---- DATA FOR THIS EXERCISE

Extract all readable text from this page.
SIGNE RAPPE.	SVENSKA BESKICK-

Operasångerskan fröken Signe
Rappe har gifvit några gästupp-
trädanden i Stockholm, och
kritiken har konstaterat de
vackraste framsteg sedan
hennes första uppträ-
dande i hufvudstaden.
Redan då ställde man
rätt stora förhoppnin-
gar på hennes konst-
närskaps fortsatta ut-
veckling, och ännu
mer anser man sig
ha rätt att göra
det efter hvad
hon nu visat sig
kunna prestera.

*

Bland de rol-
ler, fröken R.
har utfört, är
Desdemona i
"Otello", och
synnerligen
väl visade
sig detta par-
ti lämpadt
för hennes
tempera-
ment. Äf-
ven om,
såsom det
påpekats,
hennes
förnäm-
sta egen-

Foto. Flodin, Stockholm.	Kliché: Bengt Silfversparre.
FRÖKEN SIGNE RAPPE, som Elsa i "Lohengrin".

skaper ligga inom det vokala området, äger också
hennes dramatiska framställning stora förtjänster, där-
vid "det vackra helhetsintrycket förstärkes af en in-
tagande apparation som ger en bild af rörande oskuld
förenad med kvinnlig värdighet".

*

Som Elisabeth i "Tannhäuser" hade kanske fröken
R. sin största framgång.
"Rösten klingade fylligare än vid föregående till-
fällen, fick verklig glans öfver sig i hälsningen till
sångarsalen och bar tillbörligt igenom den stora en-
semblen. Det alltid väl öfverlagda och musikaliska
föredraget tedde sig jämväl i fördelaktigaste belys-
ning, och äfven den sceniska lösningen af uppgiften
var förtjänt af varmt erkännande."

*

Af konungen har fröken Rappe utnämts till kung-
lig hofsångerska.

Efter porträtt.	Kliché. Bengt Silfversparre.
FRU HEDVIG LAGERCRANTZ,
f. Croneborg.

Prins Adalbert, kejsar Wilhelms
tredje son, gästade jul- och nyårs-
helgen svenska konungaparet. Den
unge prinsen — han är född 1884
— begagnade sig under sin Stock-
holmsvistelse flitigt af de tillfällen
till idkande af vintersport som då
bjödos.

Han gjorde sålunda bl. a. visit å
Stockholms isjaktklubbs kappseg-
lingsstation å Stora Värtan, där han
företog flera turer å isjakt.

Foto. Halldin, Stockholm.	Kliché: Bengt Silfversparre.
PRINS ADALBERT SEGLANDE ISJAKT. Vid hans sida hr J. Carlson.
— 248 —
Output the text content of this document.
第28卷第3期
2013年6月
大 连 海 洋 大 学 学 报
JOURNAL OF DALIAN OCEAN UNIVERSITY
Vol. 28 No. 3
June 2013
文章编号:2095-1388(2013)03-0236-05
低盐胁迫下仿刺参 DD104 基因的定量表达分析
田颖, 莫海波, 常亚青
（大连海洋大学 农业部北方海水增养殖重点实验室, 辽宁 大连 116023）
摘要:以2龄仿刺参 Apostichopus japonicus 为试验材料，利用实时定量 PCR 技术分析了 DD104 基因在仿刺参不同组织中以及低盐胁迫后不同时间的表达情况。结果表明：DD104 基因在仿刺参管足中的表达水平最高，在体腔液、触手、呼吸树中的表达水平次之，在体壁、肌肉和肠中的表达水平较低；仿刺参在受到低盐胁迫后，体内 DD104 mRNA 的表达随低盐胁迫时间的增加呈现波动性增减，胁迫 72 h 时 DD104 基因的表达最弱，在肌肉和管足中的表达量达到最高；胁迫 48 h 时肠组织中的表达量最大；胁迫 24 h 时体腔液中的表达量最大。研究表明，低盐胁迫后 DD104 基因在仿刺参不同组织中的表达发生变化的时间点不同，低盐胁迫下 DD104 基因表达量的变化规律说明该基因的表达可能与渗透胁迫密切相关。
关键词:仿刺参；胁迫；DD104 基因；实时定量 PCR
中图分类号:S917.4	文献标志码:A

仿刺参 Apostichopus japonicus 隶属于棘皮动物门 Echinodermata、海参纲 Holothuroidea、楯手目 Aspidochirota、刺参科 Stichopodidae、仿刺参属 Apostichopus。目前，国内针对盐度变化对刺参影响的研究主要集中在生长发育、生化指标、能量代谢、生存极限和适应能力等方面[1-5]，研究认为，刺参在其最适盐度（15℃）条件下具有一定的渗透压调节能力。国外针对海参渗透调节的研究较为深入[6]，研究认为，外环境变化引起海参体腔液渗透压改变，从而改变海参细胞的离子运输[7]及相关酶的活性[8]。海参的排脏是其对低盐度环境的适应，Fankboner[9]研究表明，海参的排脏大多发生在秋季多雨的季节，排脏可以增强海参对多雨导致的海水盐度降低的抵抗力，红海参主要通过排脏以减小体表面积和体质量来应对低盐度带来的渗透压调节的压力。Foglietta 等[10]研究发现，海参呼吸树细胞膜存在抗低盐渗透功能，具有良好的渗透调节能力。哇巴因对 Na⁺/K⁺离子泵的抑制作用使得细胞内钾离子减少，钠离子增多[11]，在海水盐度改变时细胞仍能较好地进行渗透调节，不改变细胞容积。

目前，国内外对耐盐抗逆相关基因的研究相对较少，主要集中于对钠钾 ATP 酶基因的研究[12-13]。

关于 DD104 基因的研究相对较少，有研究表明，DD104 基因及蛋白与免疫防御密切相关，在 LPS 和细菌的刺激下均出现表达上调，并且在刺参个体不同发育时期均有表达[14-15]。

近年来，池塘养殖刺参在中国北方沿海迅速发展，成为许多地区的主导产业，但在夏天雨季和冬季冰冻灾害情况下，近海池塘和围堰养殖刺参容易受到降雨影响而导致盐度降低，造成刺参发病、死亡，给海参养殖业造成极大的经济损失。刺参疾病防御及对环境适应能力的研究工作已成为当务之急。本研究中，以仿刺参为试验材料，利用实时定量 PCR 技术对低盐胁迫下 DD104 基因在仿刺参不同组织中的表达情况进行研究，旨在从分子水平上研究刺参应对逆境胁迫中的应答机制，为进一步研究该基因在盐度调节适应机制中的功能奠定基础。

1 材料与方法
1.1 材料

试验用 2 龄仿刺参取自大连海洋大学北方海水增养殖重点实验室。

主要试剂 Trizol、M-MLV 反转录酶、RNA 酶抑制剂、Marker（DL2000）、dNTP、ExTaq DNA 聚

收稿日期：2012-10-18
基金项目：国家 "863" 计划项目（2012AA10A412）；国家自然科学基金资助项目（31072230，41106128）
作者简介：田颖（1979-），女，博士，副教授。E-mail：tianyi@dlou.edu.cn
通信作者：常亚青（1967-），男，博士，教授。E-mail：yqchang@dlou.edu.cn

--------

Show, from the material above, each line that includes the string "text".

Extract all readable text from this page.
Output the text content of this document.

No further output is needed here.